Say how many lines contain "border", using only the number.
** START Extracted entries **
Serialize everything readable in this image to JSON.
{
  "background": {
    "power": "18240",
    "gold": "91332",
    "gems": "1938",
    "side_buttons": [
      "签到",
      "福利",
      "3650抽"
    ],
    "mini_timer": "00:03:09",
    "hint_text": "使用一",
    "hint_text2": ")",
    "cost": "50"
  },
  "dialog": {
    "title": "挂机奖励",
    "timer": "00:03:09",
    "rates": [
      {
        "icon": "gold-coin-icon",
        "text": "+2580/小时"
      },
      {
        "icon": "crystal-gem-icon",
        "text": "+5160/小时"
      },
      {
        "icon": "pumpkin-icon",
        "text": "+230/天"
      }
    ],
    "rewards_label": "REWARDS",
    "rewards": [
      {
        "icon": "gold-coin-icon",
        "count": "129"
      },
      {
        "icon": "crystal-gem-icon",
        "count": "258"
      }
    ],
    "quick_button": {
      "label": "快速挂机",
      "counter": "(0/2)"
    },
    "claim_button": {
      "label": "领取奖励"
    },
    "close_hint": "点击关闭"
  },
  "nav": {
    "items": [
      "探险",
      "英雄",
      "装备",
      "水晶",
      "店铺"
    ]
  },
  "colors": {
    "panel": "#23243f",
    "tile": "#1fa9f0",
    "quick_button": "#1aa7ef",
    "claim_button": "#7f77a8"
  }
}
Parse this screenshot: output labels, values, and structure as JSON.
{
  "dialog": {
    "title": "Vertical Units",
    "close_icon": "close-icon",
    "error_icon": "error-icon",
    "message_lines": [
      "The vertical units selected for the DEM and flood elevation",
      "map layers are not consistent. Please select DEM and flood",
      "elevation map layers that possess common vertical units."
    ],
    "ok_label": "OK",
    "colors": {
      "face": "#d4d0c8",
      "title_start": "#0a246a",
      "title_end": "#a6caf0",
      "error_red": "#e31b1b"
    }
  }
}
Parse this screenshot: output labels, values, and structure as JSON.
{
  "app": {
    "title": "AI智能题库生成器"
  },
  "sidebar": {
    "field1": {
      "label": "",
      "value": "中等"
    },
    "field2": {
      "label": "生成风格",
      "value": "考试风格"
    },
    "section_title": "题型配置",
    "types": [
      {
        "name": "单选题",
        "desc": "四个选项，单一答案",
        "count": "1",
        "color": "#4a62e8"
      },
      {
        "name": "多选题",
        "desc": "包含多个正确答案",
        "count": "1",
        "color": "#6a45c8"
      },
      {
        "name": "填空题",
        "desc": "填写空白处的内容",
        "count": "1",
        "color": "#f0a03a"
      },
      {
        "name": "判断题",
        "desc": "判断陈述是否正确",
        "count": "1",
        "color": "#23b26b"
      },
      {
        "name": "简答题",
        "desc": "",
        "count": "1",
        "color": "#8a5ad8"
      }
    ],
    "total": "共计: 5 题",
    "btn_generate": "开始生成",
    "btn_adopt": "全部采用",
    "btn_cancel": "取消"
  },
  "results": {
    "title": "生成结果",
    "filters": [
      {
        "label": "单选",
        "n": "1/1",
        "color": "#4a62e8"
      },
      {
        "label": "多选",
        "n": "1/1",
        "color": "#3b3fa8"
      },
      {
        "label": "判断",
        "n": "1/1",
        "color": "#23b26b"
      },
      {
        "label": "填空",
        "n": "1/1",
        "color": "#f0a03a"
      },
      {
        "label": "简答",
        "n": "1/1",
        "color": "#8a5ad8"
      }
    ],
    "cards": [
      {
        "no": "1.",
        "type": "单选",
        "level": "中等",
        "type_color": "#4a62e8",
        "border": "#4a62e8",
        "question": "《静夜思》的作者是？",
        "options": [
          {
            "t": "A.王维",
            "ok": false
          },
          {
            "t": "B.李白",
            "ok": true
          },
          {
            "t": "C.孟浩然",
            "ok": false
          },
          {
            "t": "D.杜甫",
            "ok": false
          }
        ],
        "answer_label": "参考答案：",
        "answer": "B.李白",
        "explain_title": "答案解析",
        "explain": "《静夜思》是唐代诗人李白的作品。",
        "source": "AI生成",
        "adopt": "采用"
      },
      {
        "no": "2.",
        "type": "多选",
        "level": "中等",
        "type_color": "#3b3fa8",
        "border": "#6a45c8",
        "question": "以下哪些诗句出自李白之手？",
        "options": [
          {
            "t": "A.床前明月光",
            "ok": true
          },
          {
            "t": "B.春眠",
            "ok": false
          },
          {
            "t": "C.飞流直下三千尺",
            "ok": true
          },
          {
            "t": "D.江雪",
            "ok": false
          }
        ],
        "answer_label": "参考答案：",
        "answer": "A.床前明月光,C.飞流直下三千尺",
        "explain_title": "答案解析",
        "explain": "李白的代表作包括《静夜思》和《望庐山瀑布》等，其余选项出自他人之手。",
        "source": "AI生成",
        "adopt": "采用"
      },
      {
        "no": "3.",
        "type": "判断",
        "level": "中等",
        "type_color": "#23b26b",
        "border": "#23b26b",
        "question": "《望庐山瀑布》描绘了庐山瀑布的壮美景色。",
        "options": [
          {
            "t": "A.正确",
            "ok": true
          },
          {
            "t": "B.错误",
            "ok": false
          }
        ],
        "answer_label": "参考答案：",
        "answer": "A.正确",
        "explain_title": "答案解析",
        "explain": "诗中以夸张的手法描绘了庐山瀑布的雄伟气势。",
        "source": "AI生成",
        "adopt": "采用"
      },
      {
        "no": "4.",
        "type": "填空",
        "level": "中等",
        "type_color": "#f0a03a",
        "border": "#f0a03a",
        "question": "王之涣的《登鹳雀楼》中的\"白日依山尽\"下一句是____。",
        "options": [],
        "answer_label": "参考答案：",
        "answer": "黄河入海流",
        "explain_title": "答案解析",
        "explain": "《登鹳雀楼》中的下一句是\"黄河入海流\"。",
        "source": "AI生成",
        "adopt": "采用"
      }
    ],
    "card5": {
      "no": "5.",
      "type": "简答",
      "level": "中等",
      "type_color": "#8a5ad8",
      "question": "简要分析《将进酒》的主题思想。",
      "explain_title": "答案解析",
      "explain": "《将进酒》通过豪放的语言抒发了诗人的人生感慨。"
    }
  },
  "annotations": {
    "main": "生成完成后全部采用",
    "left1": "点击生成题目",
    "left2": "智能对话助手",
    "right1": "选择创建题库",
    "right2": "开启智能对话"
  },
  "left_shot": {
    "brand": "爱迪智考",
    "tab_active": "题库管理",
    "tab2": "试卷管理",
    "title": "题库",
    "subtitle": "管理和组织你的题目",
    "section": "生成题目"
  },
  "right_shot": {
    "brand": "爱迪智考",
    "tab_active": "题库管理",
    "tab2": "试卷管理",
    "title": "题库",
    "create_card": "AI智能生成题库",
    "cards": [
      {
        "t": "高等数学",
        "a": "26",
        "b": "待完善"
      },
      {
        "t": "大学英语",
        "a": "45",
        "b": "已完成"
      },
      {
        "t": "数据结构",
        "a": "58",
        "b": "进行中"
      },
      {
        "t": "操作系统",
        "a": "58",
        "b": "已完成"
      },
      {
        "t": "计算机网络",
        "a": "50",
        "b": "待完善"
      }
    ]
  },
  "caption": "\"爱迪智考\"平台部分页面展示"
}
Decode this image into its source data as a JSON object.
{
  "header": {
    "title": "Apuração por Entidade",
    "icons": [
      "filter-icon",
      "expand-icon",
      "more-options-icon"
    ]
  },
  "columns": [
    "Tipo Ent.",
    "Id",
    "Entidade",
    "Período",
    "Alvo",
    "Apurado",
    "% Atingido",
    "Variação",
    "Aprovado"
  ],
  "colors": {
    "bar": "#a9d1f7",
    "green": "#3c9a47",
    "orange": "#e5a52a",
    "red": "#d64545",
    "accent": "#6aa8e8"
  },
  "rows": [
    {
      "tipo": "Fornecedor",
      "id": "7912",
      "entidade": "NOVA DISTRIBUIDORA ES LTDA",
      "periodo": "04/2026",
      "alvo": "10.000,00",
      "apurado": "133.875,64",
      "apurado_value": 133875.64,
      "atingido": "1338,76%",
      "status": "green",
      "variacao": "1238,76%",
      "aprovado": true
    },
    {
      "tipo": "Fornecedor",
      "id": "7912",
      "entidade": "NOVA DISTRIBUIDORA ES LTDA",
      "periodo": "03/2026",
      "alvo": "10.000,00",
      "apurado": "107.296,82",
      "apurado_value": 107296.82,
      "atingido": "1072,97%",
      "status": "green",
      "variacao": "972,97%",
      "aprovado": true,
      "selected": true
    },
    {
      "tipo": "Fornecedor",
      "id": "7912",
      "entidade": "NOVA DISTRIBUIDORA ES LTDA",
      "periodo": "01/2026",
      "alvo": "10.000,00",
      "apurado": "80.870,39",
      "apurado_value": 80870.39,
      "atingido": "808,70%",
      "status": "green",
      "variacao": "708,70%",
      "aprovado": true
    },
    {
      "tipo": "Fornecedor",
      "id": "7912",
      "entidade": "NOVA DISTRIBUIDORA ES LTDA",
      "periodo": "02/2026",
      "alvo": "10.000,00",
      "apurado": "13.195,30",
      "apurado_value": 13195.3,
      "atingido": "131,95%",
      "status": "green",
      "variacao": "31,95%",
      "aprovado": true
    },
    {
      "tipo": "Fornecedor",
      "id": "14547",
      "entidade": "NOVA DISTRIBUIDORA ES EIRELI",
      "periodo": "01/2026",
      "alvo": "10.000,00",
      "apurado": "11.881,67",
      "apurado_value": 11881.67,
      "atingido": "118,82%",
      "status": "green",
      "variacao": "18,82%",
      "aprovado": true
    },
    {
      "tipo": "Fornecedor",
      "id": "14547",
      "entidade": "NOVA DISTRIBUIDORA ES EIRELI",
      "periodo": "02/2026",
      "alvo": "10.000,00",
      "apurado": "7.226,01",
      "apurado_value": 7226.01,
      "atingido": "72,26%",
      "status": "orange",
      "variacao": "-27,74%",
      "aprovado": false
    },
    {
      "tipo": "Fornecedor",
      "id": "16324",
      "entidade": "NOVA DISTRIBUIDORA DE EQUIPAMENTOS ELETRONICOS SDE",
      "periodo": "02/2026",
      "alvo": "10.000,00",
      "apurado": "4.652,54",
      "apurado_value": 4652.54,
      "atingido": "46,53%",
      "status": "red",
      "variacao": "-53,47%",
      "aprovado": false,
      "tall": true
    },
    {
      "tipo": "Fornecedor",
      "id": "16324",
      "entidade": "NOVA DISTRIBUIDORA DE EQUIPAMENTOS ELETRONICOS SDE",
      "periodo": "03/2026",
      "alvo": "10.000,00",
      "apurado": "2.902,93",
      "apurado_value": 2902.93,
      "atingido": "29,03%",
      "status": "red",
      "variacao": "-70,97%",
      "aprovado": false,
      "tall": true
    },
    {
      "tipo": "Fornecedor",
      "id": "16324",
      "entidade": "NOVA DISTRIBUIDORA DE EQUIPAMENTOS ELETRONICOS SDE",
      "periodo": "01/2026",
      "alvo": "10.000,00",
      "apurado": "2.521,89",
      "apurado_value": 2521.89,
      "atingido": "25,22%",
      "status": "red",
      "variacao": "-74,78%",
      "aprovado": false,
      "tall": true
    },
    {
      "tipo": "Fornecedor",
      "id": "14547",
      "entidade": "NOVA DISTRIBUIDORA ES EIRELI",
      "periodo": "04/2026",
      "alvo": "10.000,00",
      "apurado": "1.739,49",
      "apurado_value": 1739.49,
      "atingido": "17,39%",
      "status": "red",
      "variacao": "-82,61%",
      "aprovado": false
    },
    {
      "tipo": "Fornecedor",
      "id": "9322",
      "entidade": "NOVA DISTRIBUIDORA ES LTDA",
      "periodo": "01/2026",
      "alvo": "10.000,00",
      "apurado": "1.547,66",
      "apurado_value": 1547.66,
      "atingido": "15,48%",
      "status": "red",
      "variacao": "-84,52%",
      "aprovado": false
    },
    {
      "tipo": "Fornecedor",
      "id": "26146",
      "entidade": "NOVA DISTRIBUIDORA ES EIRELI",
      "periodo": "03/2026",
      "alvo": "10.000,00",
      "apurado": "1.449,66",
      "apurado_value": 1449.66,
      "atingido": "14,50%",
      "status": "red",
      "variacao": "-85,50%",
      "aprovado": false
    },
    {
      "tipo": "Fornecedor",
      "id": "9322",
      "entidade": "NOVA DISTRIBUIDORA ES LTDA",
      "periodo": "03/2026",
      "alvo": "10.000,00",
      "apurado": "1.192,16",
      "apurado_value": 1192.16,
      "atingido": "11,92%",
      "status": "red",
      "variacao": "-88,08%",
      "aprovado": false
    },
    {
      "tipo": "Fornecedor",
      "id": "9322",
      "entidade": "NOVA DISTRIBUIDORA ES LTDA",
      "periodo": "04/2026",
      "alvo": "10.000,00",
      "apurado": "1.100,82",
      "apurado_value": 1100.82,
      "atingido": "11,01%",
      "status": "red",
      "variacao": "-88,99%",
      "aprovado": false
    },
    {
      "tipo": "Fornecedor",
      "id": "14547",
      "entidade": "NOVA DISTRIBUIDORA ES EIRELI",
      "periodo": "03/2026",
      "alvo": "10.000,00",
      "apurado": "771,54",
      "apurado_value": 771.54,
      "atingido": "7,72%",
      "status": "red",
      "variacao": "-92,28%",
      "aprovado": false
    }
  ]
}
** END Extracted entries **
### Answer below
4